***** MATERIAL FOR THIS TASK *****

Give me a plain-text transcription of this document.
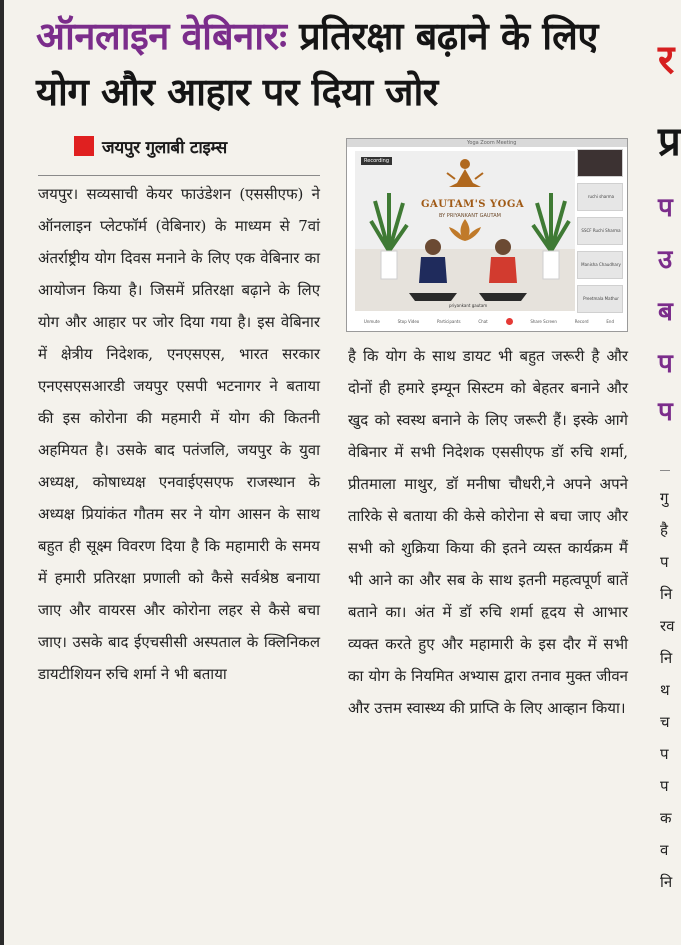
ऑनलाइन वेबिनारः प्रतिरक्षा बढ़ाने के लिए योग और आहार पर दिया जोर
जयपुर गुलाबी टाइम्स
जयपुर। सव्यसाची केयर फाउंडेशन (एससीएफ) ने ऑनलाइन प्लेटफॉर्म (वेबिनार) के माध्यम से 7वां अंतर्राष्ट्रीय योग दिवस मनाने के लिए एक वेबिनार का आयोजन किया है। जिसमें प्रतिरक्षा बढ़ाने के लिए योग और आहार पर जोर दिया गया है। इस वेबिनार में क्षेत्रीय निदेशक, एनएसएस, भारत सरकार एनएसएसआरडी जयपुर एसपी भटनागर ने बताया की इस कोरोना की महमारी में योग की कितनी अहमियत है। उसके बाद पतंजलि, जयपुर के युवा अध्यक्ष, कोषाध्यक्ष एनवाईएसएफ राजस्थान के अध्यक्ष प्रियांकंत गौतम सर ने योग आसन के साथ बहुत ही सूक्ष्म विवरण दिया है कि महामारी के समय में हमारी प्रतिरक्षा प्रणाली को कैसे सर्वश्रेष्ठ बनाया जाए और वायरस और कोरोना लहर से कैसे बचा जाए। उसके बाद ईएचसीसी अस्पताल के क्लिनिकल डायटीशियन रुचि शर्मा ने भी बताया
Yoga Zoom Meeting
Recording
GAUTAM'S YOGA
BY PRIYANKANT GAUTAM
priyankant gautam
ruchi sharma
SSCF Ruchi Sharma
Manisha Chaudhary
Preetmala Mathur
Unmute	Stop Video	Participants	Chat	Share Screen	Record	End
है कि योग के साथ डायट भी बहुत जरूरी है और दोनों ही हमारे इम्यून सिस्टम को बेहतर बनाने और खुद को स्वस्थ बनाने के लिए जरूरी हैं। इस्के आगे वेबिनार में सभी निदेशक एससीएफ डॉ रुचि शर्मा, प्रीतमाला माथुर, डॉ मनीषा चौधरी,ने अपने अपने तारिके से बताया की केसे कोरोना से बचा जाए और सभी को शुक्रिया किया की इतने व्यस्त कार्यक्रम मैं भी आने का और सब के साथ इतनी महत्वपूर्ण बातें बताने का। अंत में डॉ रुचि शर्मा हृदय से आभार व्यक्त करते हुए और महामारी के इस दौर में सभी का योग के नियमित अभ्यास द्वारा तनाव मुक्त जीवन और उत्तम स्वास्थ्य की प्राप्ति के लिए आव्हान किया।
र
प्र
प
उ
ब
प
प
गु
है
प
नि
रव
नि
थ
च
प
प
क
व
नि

*****
***** MATERIAL FOR THIS TASK *****

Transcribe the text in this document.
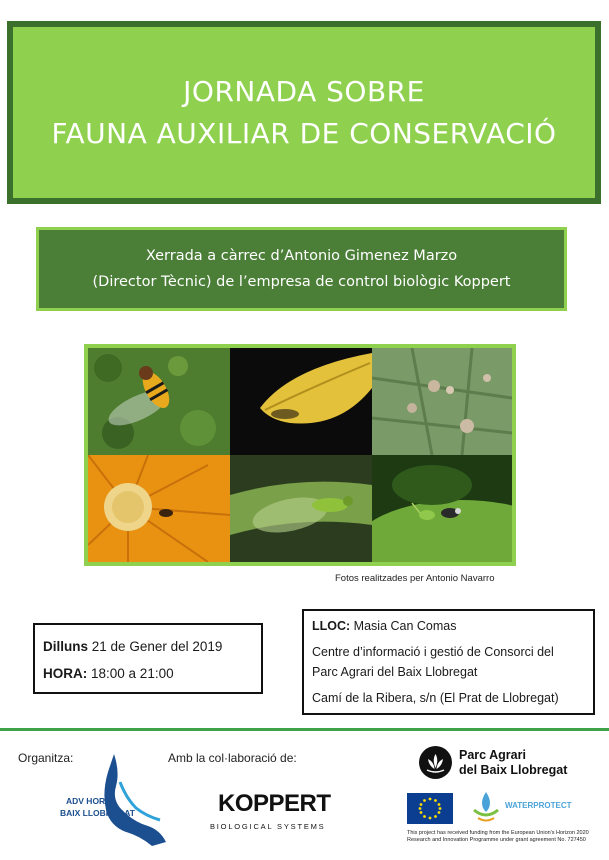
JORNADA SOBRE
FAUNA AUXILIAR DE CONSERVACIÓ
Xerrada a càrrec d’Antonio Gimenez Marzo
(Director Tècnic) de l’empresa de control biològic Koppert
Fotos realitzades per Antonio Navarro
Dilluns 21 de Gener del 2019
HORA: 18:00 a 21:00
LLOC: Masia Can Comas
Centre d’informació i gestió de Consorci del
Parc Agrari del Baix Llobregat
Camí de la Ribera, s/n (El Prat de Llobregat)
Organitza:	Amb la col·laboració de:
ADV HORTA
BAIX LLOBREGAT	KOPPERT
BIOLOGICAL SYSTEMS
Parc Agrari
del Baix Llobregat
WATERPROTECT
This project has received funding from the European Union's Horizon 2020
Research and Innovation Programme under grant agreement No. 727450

*****
***** MATERIAL FOR THIS TASK *****

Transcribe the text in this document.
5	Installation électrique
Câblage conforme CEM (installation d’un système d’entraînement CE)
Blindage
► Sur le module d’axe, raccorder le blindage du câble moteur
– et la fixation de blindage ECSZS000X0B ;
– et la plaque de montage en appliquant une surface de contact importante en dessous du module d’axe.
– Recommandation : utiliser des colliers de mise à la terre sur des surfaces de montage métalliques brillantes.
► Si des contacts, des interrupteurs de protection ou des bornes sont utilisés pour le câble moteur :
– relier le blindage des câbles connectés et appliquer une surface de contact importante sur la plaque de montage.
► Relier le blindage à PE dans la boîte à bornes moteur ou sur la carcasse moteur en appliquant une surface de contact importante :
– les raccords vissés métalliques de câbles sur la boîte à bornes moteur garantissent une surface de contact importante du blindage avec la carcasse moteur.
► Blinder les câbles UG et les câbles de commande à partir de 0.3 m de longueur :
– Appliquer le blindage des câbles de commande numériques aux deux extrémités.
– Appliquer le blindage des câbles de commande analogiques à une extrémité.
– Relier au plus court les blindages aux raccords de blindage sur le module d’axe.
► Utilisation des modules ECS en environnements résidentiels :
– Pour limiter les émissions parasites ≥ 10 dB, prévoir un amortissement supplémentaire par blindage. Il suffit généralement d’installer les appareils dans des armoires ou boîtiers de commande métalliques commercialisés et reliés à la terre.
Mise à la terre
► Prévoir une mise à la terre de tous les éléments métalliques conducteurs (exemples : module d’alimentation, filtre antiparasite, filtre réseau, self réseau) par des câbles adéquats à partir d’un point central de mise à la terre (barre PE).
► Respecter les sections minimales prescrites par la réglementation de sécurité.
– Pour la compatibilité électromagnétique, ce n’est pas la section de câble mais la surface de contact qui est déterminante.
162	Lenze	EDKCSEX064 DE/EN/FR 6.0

*****

■ PROBLEM DETAILS: Among the records above, find each line holding the string "importante" and pull it out.

■ OUTPUT FOR THIS EXERCISE:
– et la plaque de montage en appliquant une surface de contact importante en dessous du module d’axe.
– relier le blindage des câbles connectés et appliquer une surface de contact importante sur la plaque de montage.
► Relier le blindage à PE dans la boîte à bornes moteur ou sur la carcasse moteur en appliquant une surface de contact importante :
– les raccords vissés métalliques de câbles sur la boîte à bornes moteur garantissent une surface de contact importante du blindage avec la carcasse moteur.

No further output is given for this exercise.